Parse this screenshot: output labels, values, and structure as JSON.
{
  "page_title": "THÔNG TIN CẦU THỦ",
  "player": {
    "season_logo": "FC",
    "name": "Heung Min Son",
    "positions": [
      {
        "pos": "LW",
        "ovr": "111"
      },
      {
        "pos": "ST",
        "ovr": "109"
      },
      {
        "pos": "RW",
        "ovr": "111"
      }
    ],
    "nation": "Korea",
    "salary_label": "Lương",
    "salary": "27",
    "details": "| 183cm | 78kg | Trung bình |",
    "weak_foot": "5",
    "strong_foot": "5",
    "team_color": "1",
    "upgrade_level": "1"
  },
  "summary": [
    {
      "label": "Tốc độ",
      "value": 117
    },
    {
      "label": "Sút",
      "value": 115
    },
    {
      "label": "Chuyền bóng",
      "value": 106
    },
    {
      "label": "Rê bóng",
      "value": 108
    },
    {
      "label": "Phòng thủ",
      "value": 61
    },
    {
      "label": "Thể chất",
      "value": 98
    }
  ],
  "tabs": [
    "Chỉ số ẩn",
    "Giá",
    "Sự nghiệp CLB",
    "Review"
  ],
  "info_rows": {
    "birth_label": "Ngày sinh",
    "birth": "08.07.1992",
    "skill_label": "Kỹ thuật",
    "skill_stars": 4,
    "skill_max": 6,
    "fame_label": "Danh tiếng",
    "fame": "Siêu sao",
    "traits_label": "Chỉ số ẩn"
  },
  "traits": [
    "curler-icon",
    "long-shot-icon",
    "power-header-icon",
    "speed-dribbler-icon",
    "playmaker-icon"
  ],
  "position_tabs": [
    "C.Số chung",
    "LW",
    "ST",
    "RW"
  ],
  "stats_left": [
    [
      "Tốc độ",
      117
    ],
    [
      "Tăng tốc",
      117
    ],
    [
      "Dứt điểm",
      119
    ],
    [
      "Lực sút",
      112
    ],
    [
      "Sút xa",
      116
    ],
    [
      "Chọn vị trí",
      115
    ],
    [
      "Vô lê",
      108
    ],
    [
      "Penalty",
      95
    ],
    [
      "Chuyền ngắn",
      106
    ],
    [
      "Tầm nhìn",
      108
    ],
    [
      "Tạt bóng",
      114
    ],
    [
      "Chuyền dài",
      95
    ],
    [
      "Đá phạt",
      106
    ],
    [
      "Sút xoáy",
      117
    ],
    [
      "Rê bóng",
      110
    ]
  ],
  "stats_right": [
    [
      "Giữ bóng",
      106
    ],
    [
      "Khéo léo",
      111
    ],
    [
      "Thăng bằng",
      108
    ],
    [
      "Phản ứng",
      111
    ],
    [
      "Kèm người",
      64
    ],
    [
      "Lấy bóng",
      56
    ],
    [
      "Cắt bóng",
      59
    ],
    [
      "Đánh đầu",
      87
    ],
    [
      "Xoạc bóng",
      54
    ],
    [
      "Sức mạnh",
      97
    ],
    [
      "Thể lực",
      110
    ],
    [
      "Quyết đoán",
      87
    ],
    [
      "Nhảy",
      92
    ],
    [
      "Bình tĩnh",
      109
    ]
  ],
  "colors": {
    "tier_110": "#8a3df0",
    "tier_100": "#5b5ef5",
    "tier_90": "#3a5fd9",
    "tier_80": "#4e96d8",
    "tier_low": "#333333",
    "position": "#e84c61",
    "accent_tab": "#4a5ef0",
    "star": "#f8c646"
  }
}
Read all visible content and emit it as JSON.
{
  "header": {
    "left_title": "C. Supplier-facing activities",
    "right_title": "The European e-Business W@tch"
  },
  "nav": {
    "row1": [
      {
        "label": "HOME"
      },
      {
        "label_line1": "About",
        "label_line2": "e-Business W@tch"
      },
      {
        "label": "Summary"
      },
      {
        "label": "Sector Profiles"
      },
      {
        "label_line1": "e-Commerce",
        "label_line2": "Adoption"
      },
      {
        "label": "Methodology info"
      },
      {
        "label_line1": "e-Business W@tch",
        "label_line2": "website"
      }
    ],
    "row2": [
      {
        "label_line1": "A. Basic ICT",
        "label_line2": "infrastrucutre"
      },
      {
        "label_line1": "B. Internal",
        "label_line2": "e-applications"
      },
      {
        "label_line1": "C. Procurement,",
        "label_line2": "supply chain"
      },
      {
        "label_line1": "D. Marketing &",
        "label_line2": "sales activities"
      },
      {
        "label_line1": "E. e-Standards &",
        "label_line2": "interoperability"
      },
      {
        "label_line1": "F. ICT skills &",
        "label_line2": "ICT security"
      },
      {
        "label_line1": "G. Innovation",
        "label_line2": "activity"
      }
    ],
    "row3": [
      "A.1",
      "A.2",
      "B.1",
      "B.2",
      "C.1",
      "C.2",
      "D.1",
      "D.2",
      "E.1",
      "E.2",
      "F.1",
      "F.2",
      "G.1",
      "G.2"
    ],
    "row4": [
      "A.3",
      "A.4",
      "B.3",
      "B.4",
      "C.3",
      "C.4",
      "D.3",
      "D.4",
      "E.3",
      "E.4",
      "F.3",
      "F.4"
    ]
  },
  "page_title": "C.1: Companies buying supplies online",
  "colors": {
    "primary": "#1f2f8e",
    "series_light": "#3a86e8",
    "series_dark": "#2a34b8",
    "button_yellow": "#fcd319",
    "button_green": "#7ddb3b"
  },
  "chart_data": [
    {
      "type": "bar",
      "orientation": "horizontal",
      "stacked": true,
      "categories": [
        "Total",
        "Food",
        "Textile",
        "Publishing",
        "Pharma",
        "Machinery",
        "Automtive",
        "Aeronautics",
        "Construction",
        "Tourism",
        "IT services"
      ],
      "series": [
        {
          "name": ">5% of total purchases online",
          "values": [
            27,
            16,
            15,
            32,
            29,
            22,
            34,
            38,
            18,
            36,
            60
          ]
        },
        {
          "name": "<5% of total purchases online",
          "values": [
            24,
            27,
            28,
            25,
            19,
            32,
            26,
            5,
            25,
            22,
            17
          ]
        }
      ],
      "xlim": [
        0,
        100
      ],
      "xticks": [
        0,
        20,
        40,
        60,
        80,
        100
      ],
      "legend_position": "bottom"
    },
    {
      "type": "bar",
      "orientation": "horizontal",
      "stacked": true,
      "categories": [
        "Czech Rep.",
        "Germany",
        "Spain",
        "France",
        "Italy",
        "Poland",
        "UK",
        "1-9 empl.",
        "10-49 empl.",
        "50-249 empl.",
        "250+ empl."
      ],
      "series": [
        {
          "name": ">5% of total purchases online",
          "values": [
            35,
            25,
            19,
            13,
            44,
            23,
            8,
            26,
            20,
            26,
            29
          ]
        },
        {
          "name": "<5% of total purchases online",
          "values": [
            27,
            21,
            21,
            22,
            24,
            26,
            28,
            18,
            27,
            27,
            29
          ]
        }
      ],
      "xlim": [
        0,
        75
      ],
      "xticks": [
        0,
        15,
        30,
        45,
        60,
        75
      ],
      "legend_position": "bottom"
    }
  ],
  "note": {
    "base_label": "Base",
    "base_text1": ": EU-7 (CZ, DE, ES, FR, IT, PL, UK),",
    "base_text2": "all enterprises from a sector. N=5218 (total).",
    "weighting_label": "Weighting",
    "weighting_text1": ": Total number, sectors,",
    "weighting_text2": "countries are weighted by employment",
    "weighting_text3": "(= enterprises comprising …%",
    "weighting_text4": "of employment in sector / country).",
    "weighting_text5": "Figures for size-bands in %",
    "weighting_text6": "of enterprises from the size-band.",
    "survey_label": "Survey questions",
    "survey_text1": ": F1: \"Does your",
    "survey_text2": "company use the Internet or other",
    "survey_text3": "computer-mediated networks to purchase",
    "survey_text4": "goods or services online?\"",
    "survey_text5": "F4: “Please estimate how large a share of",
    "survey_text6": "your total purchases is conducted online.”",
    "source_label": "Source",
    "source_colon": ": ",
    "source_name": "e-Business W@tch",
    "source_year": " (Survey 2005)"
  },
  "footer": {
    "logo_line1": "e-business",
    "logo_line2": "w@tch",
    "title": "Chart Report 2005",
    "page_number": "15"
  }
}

==

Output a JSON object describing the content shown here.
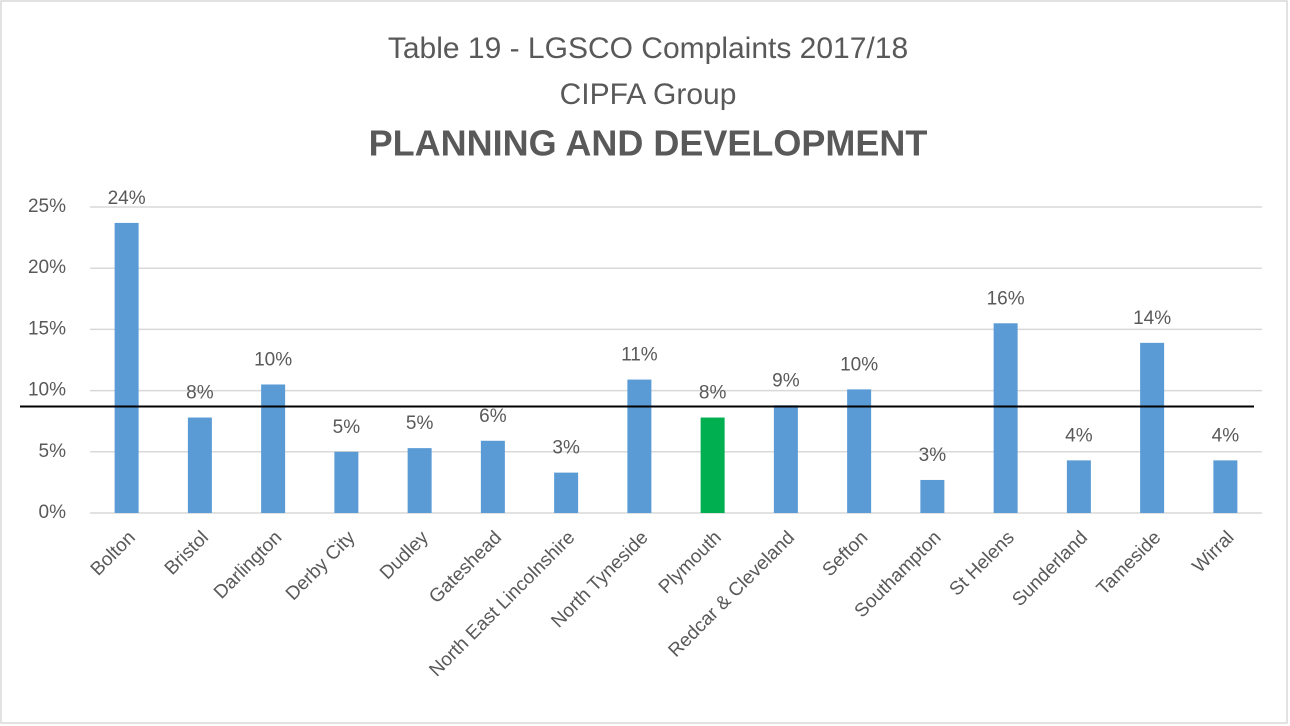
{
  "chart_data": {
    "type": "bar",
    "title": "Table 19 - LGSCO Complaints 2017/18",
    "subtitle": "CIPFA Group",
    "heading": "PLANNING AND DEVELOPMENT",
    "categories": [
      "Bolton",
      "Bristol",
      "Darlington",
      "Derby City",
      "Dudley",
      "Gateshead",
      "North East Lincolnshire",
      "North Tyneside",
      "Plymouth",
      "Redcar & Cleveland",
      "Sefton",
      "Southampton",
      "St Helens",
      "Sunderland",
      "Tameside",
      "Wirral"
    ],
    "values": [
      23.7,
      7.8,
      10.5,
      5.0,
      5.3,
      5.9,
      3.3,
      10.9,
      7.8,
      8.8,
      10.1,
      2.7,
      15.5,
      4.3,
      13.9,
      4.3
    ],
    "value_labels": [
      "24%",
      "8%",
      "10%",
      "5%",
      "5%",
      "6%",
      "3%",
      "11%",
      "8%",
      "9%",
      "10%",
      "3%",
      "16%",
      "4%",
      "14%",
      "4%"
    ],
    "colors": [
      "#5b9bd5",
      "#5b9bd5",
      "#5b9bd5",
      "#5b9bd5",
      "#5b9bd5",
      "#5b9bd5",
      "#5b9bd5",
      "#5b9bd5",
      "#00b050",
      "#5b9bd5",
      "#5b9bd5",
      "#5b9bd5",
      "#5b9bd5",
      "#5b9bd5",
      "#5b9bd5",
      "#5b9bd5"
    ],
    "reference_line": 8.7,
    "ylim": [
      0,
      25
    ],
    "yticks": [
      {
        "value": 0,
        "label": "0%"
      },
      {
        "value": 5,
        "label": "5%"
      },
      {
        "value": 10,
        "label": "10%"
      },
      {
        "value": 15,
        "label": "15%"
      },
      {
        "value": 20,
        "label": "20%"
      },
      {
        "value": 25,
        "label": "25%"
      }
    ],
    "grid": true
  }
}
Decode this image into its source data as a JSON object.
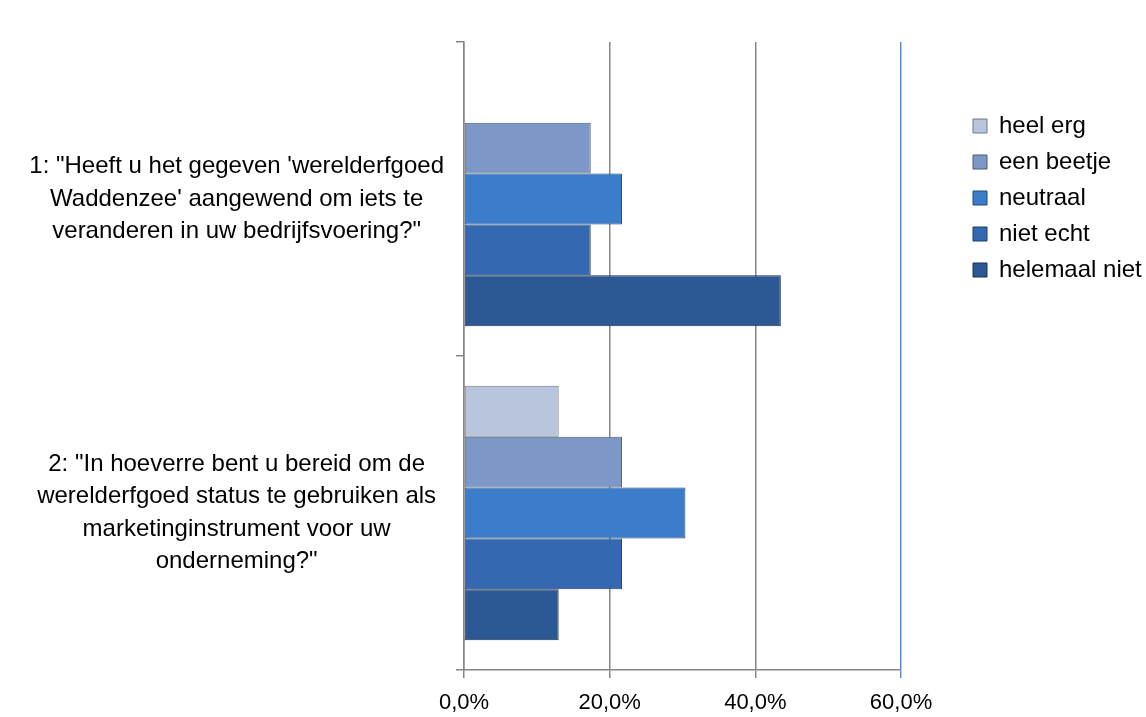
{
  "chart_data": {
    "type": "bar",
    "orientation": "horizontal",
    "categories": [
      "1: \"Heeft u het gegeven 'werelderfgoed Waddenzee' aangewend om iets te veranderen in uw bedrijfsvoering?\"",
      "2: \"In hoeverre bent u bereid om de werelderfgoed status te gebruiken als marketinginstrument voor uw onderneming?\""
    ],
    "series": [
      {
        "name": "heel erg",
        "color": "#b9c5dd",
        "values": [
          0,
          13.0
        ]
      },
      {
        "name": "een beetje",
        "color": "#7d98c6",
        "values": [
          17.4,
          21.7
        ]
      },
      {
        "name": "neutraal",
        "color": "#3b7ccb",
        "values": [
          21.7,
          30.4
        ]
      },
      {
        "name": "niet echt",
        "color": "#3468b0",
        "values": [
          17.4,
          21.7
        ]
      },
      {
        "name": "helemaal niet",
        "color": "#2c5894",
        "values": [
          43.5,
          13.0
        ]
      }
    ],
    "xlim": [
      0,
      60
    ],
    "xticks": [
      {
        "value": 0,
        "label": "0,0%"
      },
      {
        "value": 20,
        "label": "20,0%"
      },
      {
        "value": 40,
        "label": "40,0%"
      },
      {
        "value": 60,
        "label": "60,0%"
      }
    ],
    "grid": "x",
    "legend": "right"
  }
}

...

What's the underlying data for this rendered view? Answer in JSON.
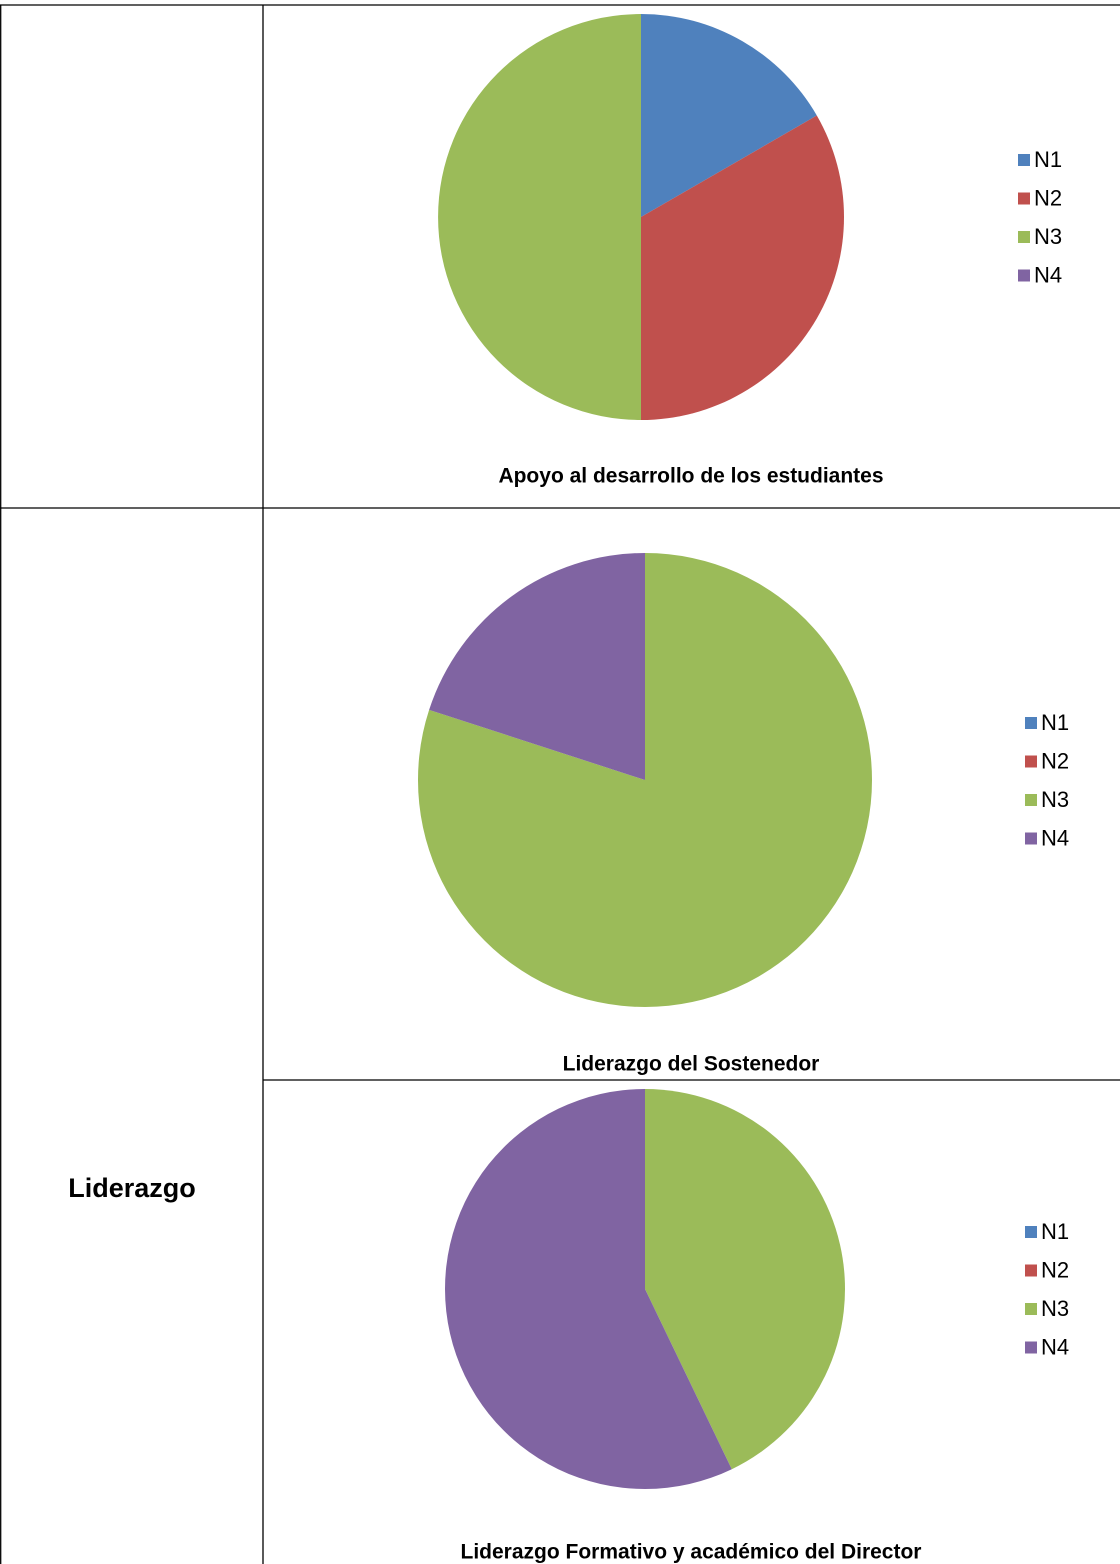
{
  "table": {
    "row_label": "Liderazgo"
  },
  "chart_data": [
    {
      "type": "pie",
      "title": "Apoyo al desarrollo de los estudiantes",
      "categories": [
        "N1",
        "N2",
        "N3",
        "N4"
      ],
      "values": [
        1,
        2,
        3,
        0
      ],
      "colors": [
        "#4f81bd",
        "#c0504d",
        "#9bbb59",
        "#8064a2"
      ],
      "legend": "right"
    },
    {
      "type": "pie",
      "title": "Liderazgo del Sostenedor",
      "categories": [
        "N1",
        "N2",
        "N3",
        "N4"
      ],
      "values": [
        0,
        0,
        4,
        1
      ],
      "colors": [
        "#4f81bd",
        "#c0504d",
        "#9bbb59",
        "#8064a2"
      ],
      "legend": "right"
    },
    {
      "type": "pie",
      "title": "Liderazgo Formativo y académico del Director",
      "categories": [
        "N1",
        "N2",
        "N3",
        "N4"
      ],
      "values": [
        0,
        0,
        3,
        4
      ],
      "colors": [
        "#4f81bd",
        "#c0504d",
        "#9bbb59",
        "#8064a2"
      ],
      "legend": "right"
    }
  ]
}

§ **WHAT THE EXERCISE ASKS**:
Select every line above that contains the word "your", and copy it.

§ **SOLUTION TO THE EXERCISE**:
    "survey_text1": ": F1: \"Does your",
    "survey_text6": "your total purchases is conducted online.”",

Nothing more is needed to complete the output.